- 小課題 A:
下に示すデータの行のうち、「series-line-p05 <box>166 1046 686 1337</box>」を含む行から「x-tick-label-time: 00:00 UTC <box>600 940」を含む行まで（両端の行を含む）を、一字一句変えずに書き写しなさい。

- 記事:
|---|

パワハラ被害を「自分のせい」と悩む人の盲点
理不尽な言動に対する悩みを1人で抱え込まずに。時には「逃げる」という選択肢もあります(写真:Graphs / PIXTA)
川島誠さん(仮名、38歳)は、千葉県に本社を置く中小企業の正社員だ。社員数は50人程度で、大きく3事業部に分かれている。
その川島さんは2017年12月ごろから、直属の上司である山田課長(仮名)からのパワハラに悩んでいる。
指導とは呼べない「暴言」
「お前がプロジェクトから外れてくれれば、毎日ぐっすり眠れる」
「お前の脳みそはアリ以下だな」
山田課長はことあるごとに、このような「暴言」を川島さんに投げつける。川島さん自身も顧客企業との商談の際に先方の名前を言い間違えたなどのミスはあるのだが、「上司として部下を指導する」という範疇を超えた誹謗中傷、罵倒といった心理的な嫌がらせの側面が小さくない。
きっかけは川島さんが会議で報告した数値が間違っていたことが原因で、山田課長に恥をかかせてしまったことだ。川島さんは山田課長から目の敵にされてしまった。
ただ、川島さんが山田課長のパワハラを社内で問題にしようにも、さらに上司の部長は、山田課長と家族ぐるみの付き合いをするほどの仲で、勝算が薄い。会社にはパワハラの相談窓口、パワハラに対する罰則を明示した就業規則もない。川島さんはたまたま社長と話す機会があったので、この件を切り出してみたが「山田も仕事には一生懸命だからな」と取り合ってももらえなかった。

|---|

- 提供データ:

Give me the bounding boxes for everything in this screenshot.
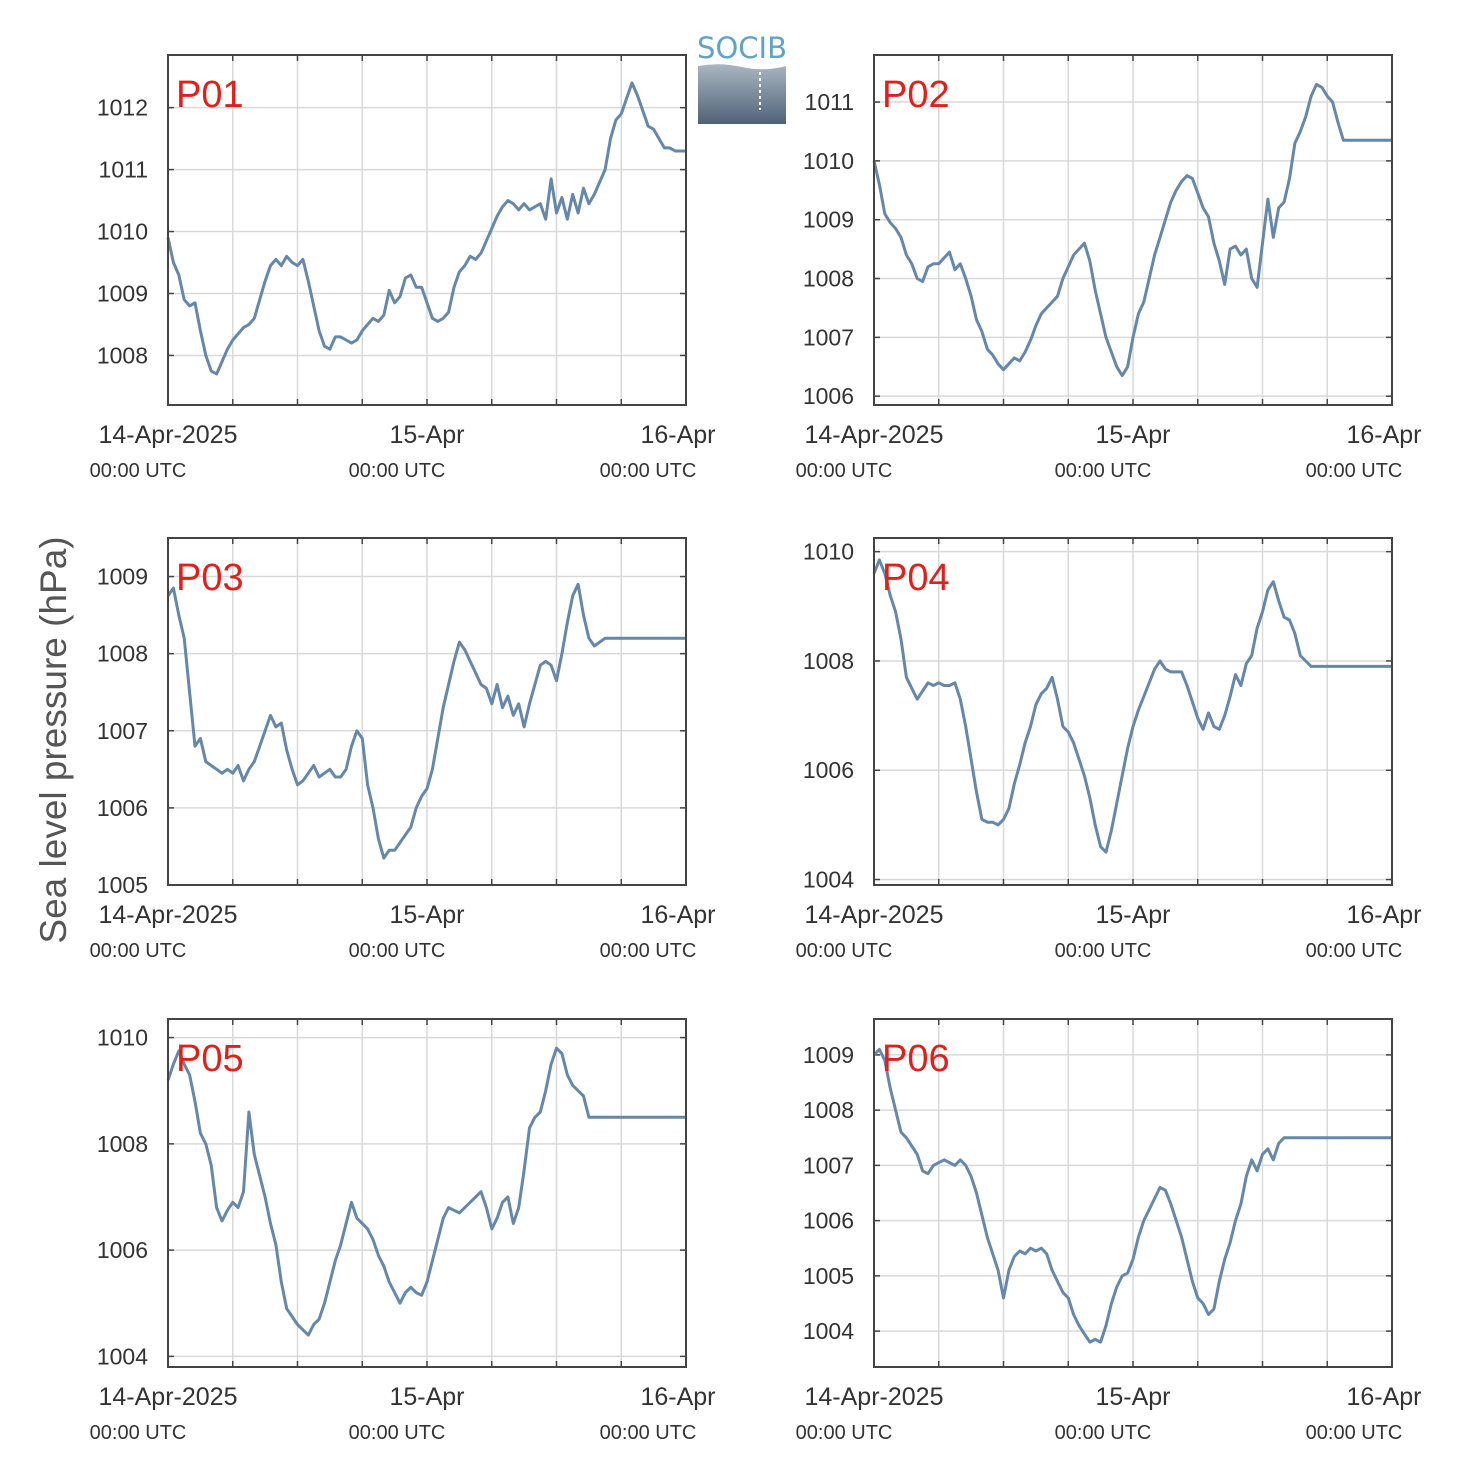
series-line-p05 <box>166 1046 686 1337</box>
plot-frame <box>167 1018 687 1368</box>
y-tick-label: 1007 <box>803 1152 854 1178</box>
y-tick-label: 1009 <box>803 1042 854 1068</box>
y-tick-label: 1008 <box>803 1097 854 1123</box>
y-tick-label: 1009 <box>97 280 148 306</box>
y-tick-label: 1012 <box>97 95 148 121</box>
x-tick-label-day: 16-Apr <box>1346 421 1421 449</box>
x-tick-label-day: 15-Apr <box>1095 1383 1170 1411</box>
x-tick-label-day: 15-Apr <box>1095 421 1170 449</box>
x-tick-label-time: 00:00 UTC <box>1055 460 1152 482</box>
panel-label: P03 <box>176 557 244 599</box>
y-axis-label: Sea level pressure (hPa) <box>33 536 74 943</box>
x-tick-label-time: 00:00 UTC <box>600 940 697 962</box>
x-tick-label-day: 15-Apr <box>389 1383 464 1411</box>
panel-p04: 1004 1006 1008 1010 P04 14-Apr-2025 00:00 UTC 1… <box>796 537 1422 962</box>
x-tick-label-day: 16-Apr <box>640 421 715 449</box>
panel-label: P02 <box>882 74 950 116</box>
x-tick-label-time: 00:00 UTC <box>1306 460 1403 482</box>
y-tick-label: 1005 <box>803 1263 854 1289</box>
y-tick-label: 1006 <box>803 383 854 409</box>
y-tick-label: 1011 <box>99 157 148 183</box>
y-tick-label: 1006 <box>803 757 854 783</box>
y-tick-label: 1006 <box>97 1237 148 1263</box>
y-tick-label: 1007 <box>803 324 854 350</box>
x-tick-label-time: 00:00 UTC <box>600 1422 697 1444</box>
y-tick-label: 1010 <box>97 1025 148 1051</box>
x-tick-label-day: 14-Apr-2025 <box>99 901 238 929</box>
panel-p05: 1004 1006 1008 1010 P05 14-Apr-2025 00:00 UTC 1… <box>90 1018 716 1444</box>
panel-p02: 1006 1007 1008 1009 1010 1011 P02 14-Apr-2025 00… <box>796 54 1422 482</box>
series-line-p06 <box>872 1047 1392 1344</box>
x-tick-label-day: 14-Apr-2025 <box>805 901 944 929</box>
x-tick-label-day: 14-Apr-2025 <box>99 1383 238 1411</box>
panel-p06: 1004 1005 1006 1007 1008 1009 P06 14-Apr-2025 00… <box>796 1018 1422 1444</box>
panels: 1008 1009 1010 1011 1012 P01 14-Apr-2025 00:00 … <box>90 54 1422 1444</box>
y-tick-label: 1010 <box>97 219 148 245</box>
plot-frame <box>873 537 1393 886</box>
y-tick-label: 1008 <box>97 641 148 667</box>
plot-frame <box>167 54 687 406</box>
x-tick-label-day: 14-Apr-2025 <box>805 421 944 449</box>
x-tick-label-day: 16-Apr <box>1346 901 1421 929</box>
panel-p01: 1008 1009 1010 1011 1012 P01 14-Apr-2025 00:00 … <box>90 54 716 482</box>
panel-label: P04 <box>882 557 950 599</box>
y-tick-label: 1004 <box>803 867 854 893</box>
panel-p03: 1005 1006 1007 1008 1009 P03 14-Apr-2025 00:00 … <box>90 537 716 962</box>
y-tick-label: 1010 <box>803 148 854 174</box>
x-tick-label-time: 00:00 UTC <box>349 940 446 962</box>
y-tick-label: 1009 <box>803 207 854 233</box>
panel-label: P01 <box>176 74 244 116</box>
panel-label: P06 <box>882 1038 950 1080</box>
x-tick-label-time: 00:00 UTC <box>349 1422 446 1444</box>
logo-text: SOCIB <box>697 31 787 65</box>
x-tick-label-time: 00:00 UTC <box>90 1422 187 1444</box>
series-line-p03 <box>166 582 686 860</box>
x-tick-label-time: 00:00 UTC <box>1306 940 1403 962</box>
series-line-p01 <box>166 81 686 376</box>
y-tick-label: 1006 <box>803 1208 854 1234</box>
panel-label: P05 <box>176 1038 244 1080</box>
x-tick-label-time: 00:00 UTC <box>90 940 187 962</box>
x-tick-label-day: 15-Apr <box>1095 901 1170 929</box>
x-tick-label-time: 00:00 UTC <box>796 940 893 962</box>
plot-frame <box>873 54 1393 406</box>
x-tick-label-time: 00:00 UTC <box>349 460 446 482</box>
plot-frame <box>167 537 687 886</box>
y-tick-label: 1004 <box>803 1318 854 1344</box>
x-tick-label-day: 14-Apr-2025 <box>99 421 238 449</box>
y-tick-label: 1004 <box>97 1343 148 1369</box>
x-tick-label-time: 00:00 UTC <box>796 460 893 482</box>
y-tick-label: 1009 <box>97 564 148 590</box>
x-tick-label-day: 16-Apr <box>640 1383 715 1411</box>
x-tick-label-time: 00:00 UTC <box>796 1422 893 1444</box>
x-tick-label-day: 16-Apr <box>1346 1383 1421 1411</box>
x-tick-label-time: 00:00 UTC <box>1055 940 1152 962</box>
x-tick-label-day: 14-Apr-2025 <box>805 1383 944 1411</box>
x-tick-label-time: 00:00 UTC <box>1055 1422 1152 1444</box>
y-tick-label: 1010 <box>803 539 854 565</box>
x-tick-label-day: 15-Apr <box>389 901 464 929</box>
series-line-p04 <box>872 558 1392 854</box>
y-tick-label: 1006 <box>97 795 148 821</box>
x-tick-label-time: 00:00 UTC <box>1306 1422 1403 1444</box>
x-tick-label-time: 00:00 UTC <box>90 460 187 482</box>
series-line-p02 <box>872 82 1392 378</box>
y-tick-label: 1005 <box>97 872 148 898</box>
y-tick-label: 1008 <box>97 342 148 368</box>
x-tick-label-time: 00:00 UTC <box>600 460 697 482</box>
x-tick-label-day: 16-Apr <box>640 901 715 929</box>
y-tick-label: 1008 <box>803 648 854 674</box>
y-tick-label: 1011 <box>805 89 854 115</box>
logo-wave <box>698 64 786 124</box>
y-tick-label: 1007 <box>97 718 148 744</box>
plot-frame <box>873 1018 1393 1368</box>
socib-logo: SOCIB <box>697 31 787 124</box>
y-tick-label: 1008 <box>97 1131 148 1157</box>
x-tick-label-day: 15-Apr <box>389 421 464 449</box>
y-tick-label: 1008 <box>803 266 854 292</box>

|---|

- 小課題 B:
上にあるパワハラ被害についての記事を、最後の文の後から書き継ぎなさい。

- 解答 A:
series-line-p05 <box>166 1046 686 1337</box>
plot-frame <box>167 1018 687 1368</box>
y-tick-label: 1007 <box>803 1152 854 1178</box>
y-tick-label: 1009 <box>803 1042 854 1068</box>
y-tick-label: 1008 <box>803 1097 854 1123</box>
y-tick-label: 1009 <box>97 280 148 306</box>
y-tick-label: 1012 <box>97 95 148 121</box>
x-tick-label-day: 16-Apr <box>1346 421 1421 449</box>
x-tick-label-day: 15-Apr <box>1095 1383 1170 1411</box>
x-tick-label-day: 15-Apr <box>1095 421 1170 449</box>
x-tick-label-time: 00:00 UTC <box>1055 460 1152 482</box>
panel-label: P03 <box>176 557 244 599</box>
y-axis-label: Sea level pressure (hPa) <box>33 536 74 943</box>
x-tick-label-time: 00:00 UTC <box>600 940 697 962</box>

- 解答 B:
「パワハラ」「セクハラ」「マタハラ」――。連日、テレビやネットを騒がせる「ハラスメント」事件。週刊誌の報道が発端となって、テレビのワイドショーが大きく取り上げることも少なくない。会社で働く人だけでなく、さまざまな人が悩み苦しんでいるテーマだ。
今年10月からはテレビ東京が「ハラスメントゲーム」(月曜夜10時〜)という、連続ドラマをスタート。社内で起こるハラスメント問題を主人公とその仲間が解決していくストーリーである。私も年間200件を超えるパワハラに関する問い合わせやパワハラに悩む人々の相談に乗っているが、ハラスメントがテーマとなってテレビドラマ化までされるということは、それだけハラスメントに対する世間の関心と社会的問題へ認知が広まっているといえるだろう。
一方で、実際のパワハラは業務の延長上で発生するものであることから、どこからどこまでがパワハラなのかといった線引きが課題でもあるのだ。
ハラスメントの定義とは
そもそも、パワハラとはいったいどのような行為が該当するのだろうか。厚生労働省はパワハラ(職場のパワーハラスメント)について以下のように定義している。
「職場のパワーハラスメントとは、同じ職場で働く者に対して、職務上の地位や人間関係などの職場内での優位性を背景に、業務の適正な範囲を超えて、精神的・身体的苦痛を与える又は職場環境を悪化させる行為をいいます」(あかるい職場応援団より)
たとえば、「仕事ができない」「仕事が遅い」ということを理由に、他の従業員の前で過剰なまでの叱責、業務内容ではなく個人に対する誹謗中傷、といった行為が該当する。上司や先輩といった仕事上の立場を利用し、指導を超えた暴力・暴言を与えることがパワハラとなり得る。
パワハラのような行為を受けたとき、まず真っ先に思いつくことが「相談」といった行動であろう。都道府県労働局などに設置した総合労働相談コーナーに寄せられる「いじめ・嫌がらせ」に関する相談は年々増加しており、2016年度には7万件を超えている。
このような背景から社内の相談窓口の設置数も年々増加している。厚生労働省の調査によると従業員の悩み、不満、苦情、トラブルなどを受け付けるための相談窓口を設置している企業は全体の73%に上る。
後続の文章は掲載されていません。